— WORK REQUEST —
The expected output is every line below, reproduced exactly.

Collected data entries
--------------------------------

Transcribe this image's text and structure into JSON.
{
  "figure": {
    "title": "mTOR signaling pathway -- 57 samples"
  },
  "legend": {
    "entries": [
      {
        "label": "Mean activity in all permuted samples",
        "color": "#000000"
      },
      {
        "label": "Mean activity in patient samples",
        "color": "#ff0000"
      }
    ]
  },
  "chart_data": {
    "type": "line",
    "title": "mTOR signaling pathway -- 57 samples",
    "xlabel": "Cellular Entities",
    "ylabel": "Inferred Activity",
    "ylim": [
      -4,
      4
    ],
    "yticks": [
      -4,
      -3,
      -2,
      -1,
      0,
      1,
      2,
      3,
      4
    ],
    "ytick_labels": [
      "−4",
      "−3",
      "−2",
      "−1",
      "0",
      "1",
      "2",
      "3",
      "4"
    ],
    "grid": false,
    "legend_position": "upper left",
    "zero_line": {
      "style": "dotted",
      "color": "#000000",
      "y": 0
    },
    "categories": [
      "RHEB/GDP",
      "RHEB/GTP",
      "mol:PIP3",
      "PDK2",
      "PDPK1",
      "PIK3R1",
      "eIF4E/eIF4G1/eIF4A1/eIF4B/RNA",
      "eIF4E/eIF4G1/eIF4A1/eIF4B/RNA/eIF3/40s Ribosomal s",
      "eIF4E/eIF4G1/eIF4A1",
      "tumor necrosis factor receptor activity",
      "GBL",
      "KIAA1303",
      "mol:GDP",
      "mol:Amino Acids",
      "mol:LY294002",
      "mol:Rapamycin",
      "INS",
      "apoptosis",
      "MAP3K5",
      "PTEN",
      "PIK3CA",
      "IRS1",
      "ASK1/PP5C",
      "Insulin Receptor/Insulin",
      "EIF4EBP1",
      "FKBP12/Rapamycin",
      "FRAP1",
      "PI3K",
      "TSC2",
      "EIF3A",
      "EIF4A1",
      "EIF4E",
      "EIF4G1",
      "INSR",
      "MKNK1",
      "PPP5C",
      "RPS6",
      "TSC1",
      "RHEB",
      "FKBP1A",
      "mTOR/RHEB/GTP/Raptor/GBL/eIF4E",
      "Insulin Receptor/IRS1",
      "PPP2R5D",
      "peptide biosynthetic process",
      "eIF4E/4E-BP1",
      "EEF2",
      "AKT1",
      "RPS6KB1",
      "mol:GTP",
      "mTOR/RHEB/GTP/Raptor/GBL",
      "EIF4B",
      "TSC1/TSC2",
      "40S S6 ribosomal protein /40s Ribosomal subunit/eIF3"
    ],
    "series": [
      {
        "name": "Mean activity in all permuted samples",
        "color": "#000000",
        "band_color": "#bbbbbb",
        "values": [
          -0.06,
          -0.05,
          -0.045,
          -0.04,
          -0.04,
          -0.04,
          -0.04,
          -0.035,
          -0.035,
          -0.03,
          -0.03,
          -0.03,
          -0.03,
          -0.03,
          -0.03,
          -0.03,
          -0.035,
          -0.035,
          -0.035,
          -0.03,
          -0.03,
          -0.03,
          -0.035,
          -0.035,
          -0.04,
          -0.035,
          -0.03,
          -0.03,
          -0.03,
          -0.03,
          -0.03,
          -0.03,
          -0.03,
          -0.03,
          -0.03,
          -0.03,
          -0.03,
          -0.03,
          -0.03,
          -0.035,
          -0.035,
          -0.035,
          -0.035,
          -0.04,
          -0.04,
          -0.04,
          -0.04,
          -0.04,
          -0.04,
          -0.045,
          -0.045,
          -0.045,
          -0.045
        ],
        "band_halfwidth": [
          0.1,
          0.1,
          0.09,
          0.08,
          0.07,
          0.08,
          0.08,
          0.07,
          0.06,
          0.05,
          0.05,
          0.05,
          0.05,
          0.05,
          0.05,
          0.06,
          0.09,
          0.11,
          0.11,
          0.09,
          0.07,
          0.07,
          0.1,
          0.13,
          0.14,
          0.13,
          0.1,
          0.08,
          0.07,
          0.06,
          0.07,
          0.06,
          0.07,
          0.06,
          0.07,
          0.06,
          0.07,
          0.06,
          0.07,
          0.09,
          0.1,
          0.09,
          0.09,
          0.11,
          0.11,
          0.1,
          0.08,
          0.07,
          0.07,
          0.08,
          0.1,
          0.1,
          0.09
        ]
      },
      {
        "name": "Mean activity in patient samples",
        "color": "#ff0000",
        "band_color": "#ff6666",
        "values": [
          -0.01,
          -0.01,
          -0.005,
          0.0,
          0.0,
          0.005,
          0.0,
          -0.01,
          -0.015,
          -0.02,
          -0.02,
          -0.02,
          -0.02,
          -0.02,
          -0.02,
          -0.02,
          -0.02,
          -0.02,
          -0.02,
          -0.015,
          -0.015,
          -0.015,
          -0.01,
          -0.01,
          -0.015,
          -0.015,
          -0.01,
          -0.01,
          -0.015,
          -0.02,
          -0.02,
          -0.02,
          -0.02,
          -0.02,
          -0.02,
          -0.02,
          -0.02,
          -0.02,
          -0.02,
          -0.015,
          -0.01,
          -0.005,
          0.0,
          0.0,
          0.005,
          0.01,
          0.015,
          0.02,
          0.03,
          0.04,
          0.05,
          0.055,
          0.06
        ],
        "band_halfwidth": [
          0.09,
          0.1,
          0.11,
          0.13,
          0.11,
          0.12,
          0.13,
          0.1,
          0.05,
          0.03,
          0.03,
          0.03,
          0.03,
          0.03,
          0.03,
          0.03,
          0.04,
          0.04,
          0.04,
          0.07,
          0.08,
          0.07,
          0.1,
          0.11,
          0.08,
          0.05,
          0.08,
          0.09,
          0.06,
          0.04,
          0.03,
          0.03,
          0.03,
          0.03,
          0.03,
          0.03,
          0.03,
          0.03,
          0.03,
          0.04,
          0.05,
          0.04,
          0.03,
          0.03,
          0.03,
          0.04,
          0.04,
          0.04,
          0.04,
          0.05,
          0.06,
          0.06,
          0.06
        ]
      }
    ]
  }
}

--------------------------------

— EXERCISE RESULT —
Transcribe this image's text and structure into JSON.
{
  "figure": {
    "title": "mTOR signaling pathway -- 57 samples"
  },
  "legend": {
    "entries": [
      {
        "label": "Mean activity in all permuted samples",
        "color": "#000000"
      },
      {
        "label": "Mean activity in patient samples",
        "color": "#ff0000"
      }
    ]
  },
  "chart_data": {
    "type": "line",
    "title": "mTOR signaling pathway -- 57 samples",
    "xlabel": "Cellular Entities",
    "ylabel": "Inferred Activity",
    "ylim": [
      -4,
      4
    ],
    "yticks": [
      -4,
      -3,
      -2,
      -1,
      0,
      1,
      2,
      3,
      4
    ],
    "ytick_labels": [
      "−4",
      "−3",
      "−2",
      "−1",
      "0",
      "1",
      "2",
      "3",
      "4"
    ],
    "grid": false,
    "legend_position": "upper left",
    "zero_line": {
      "style": "dotted",
      "color": "#000000",
      "y": 0
    },
    "categories": [
      "RHEB/GDP",
      "RHEB/GTP",
      "mol:PIP3",
      "PDK2",
      "PDPK1",
      "PIK3R1",
      "eIF4E/eIF4G1/eIF4A1/eIF4B/RNA",
      "eIF4E/eIF4G1/eIF4A1/eIF4B/RNA/eIF3/40s Ribosomal s",
      "eIF4E/eIF4G1/eIF4A1",
      "tumor necrosis factor receptor activity",
      "GBL",
      "KIAA1303",
      "mol:GDP",
      "mol:Amino Acids",
      "mol:LY294002",
      "mol:Rapamycin",
      "INS",
      "apoptosis",
      "MAP3K5",
      "PTEN",
      "PIK3CA",
      "IRS1",
      "ASK1/PP5C",
      "Insulin Receptor/Insulin",
      "EIF4EBP1",
      "FKBP12/Rapamycin",
      "FRAP1",
      "PI3K",
      "TSC2",
      "EIF3A",
      "EIF4A1",
      "EIF4E",
      "EIF4G1",
      "INSR",
      "MKNK1",
      "PPP5C",
      "RPS6",
      "TSC1",
      "RHEB",
      "FKBP1A",
      "mTOR/RHEB/GTP/Raptor/GBL/eIF4E",
      "Insulin Receptor/IRS1",
      "PPP2R5D",
      "peptide biosynthetic process",
      "eIF4E/4E-BP1",
      "EEF2",
      "AKT1",
      "RPS6KB1",
      "mol:GTP",
      "mTOR/RHEB/GTP/Raptor/GBL",
      "EIF4B",
      "TSC1/TSC2",
      "40S S6 ribosomal protein /40s Ribosomal subunit/eIF3"
    ],
    "series": [
      {
        "name": "Mean activity in all permuted samples",
        "color": "#000000",
        "band_color": "#bbbbbb",
        "values": [
          -0.06,
          -0.05,
          -0.045,
          -0.04,
          -0.04,
          -0.04,
          -0.04,
          -0.035,
          -0.035,
          -0.03,
          -0.03,
          -0.03,
          -0.03,
          -0.03,
          -0.03,
          -0.03,
          -0.035,
          -0.035,
          -0.035,
          -0.03,
          -0.03,
          -0.03,
          -0.035,
          -0.035,
          -0.04,
          -0.035,
          -0.03,
          -0.03,
          -0.03,
          -0.03,
          -0.03,
          -0.03,
          -0.03,
          -0.03,
          -0.03,
          -0.03,
          -0.03,
          -0.03,
          -0.03,
          -0.035,
          -0.035,
          -0.035,
          -0.035,
          -0.04,
          -0.04,
          -0.04,
          -0.04,
          -0.04,
          -0.04,
          -0.045,
          -0.045,
          -0.045,
          -0.045
        ],
        "band_halfwidth": [
          0.1,
          0.1,
          0.09,
          0.08,
          0.07,
          0.08,
          0.08,
          0.07,
          0.06,
          0.05,
          0.05,
          0.05,
          0.05,
          0.05,
          0.05,
          0.06,
          0.09,
          0.11,
          0.11,
          0.09,
          0.07,
          0.07,
          0.1,
          0.13,
          0.14,
          0.13,
          0.1,
          0.08,
          0.07,
          0.06,
          0.07,
          0.06,
          0.07,
          0.06,
          0.07,
          0.06,
          0.07,
          0.06,
          0.07,
          0.09,
          0.1,
          0.09,
          0.09,
          0.11,
          0.11,
          0.1,
          0.08,
          0.07,
          0.07,
          0.08,
          0.1,
          0.1,
          0.09
        ]
      },
      {
        "name": "Mean activity in patient samples",
        "color": "#ff0000",
        "band_color": "#ff6666",
        "values": [
          -0.01,
          -0.01,
          -0.005,
          0.0,
          0.0,
          0.005,
          0.0,
          -0.01,
          -0.015,
          -0.02,
          -0.02,
          -0.02,
          -0.02,
          -0.02,
          -0.02,
          -0.02,
          -0.02,
          -0.02,
          -0.02,
          -0.015,
          -0.015,
          -0.015,
          -0.01,
          -0.01,
          -0.015,
          -0.015,
          -0.01,
          -0.01,
          -0.015,
          -0.02,
          -0.02,
          -0.02,
          -0.02,
          -0.02,
          -0.02,
          -0.02,
          -0.02,
          -0.02,
          -0.02,
          -0.015,
          -0.01,
          -0.005,
          0.0,
          0.0,
          0.005,
          0.01,
          0.015,
          0.02,
          0.03,
          0.04,
          0.05,
          0.055,
          0.06
        ],
        "band_halfwidth": [
          0.09,
          0.1,
          0.11,
          0.13,
          0.11,
          0.12,
          0.13,
          0.1,
          0.05,
          0.03,
          0.03,
          0.03,
          0.03,
          0.03,
          0.03,
          0.03,
          0.04,
          0.04,
          0.04,
          0.07,
          0.08,
          0.07,
          0.1,
          0.11,
          0.08,
          0.05,
          0.08,
          0.09,
          0.06,
          0.04,
          0.03,
          0.03,
          0.03,
          0.03,
          0.03,
          0.03,
          0.03,
          0.03,
          0.03,
          0.04,
          0.05,
          0.04,
          0.03,
          0.03,
          0.03,
          0.04,
          0.04,
          0.04,
          0.04,
          0.05,
          0.06,
          0.06,
          0.06
        ]
      }
    ]
  }
}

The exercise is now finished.